§ RECORDS FOR PROCESSING:
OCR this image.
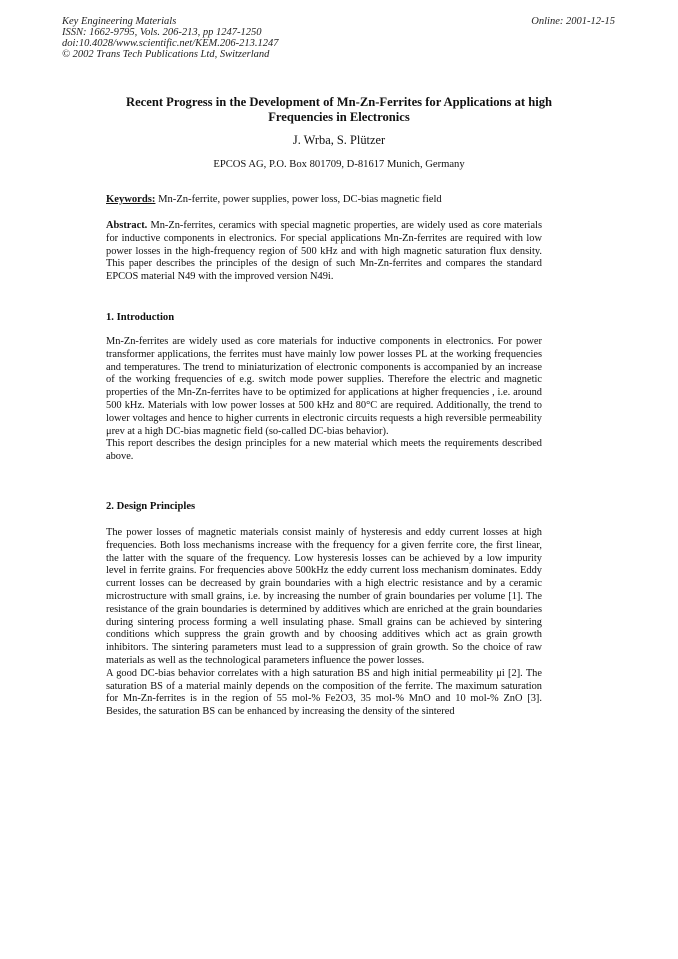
Key Engineering Materials
ISSN: 1662-9795, Vols. 206-213, pp 1247-1250
doi:10.4028/www.scientific.net/KEM.206-213.1247
© 2002 Trans Tech Publications Ltd, Switzerland
Online: 2001-12-15
Recent Progress in the Development of Mn-Zn-Ferrites for Applications at high Frequencies in Electronics
J. Wrba, S. Plützer
EPCOS AG, P.O. Box 801709, D-81617 Munich, Germany
Keywords: Mn-Zn-ferrite, power supplies, power loss, DC-bias magnetic field
Abstract. Mn-Zn-ferrites, ceramics with special magnetic properties, are widely used as core materials for inductive components in electronics. For special applications Mn-Zn-ferrites are required with low power losses in the high-frequency region of 500 kHz and with high magnetic saturation flux density. This paper describes the principles of the design of such Mn-Zn-ferrites and compares the standard EPCOS material N49 with the improved version N49i.
1. Introduction

Mn-Zn-ferrites are widely used as core materials for inductive components in electronics. For power transformer applications, the ferrites must have mainly low power losses PL at the working frequencies and temperatures. The trend to miniaturization of electronic components is accompanied by an increase of the working frequencies of e.g. switch mode power supplies. Therefore the electric and magnetic properties of the Mn-Zn-ferrites have to be optimized for applications at higher frequencies , i.e. around 500 kHz. Materials with low power losses at 500 kHz and 80°C are required. Additionally, the trend to lower voltages and hence to higher currents in electronic circuits requests a high reversible permeability μrev at a high DC-bias magnetic field (so-called DC-bias behavior).

This report describes the design principles for a new material which meets the requirements described above.

2. Design Principles

The power losses of magnetic materials consist mainly of hysteresis and eddy current losses at high frequencies. Both loss mechanisms increase with the frequency for a given ferrite core, the first linear, the latter with the square of the frequency. Low hysteresis losses can be achieved by a low impurity level in ferrite grains. For frequencies above 500kHz the eddy current loss mechanism dominates. Eddy current losses can be decreased by grain boundaries with a high electric resistance and by a ceramic microstructure with small grains, i.e. by increasing the number of grain boundaries per volume [1]. The resistance of the grain boundaries is determined by additives which are enriched at the grain boundaries during sintering process forming a well insulating phase. Small grains can be achieved by sintering conditions which suppress the grain growth and by choosing additives which act as grain growth inhibitors. The sintering parameters must lead to a suppression of grain growth. So the choice of raw materials as well as the technological parameters influence the power losses.

A good DC-bias behavior correlates with a high saturation BS and high initial permeability μi [2]. The saturation BS of a material mainly depends on the composition of the ferrite. The maximum saturation for Mn-Zn-ferrites is in the region of 55 mol-% Fe2O3, 35 mol-% MnO and 10 mol-% ZnO [3]. Besides, the saturation BS can be enhanced by increasing the density of the sintered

§ TASK TO COMPLETE:
In the listing, find all lines with the string "required" and copy them.

§ EXERCISE RESULT:
Abstract. Mn-Zn-ferrites, ceramics with special magnetic properties, are widely used as core materials for inductive components in electronics. For special applications Mn-Zn-ferrites are required with low power losses in the high-frequency region of 500 kHz and with high magnetic saturation flux density. This paper describes the principles of the design of such Mn-Zn-ferrites and compares the standard EPCOS material N49 with the improved version N49i.
Mn-Zn-ferrites are widely used as core materials for inductive components in electronics. For power transformer applications, the ferrites must have mainly low power losses PL at the working frequencies and temperatures. The trend to miniaturization of electronic components is accompanied by an increase of the working frequencies of e.g. switch mode power supplies. Therefore the electric and magnetic properties of the Mn-Zn-ferrites have to be optimized for applications at higher frequencies , i.e. around 500 kHz. Materials with low power losses at 500 kHz and 80°C are required. Additionally, the trend to lower voltages and hence to higher currents in electronic circuits requests a high reversible permeability μrev at a high DC-bias magnetic field (so-called DC-bias behavior).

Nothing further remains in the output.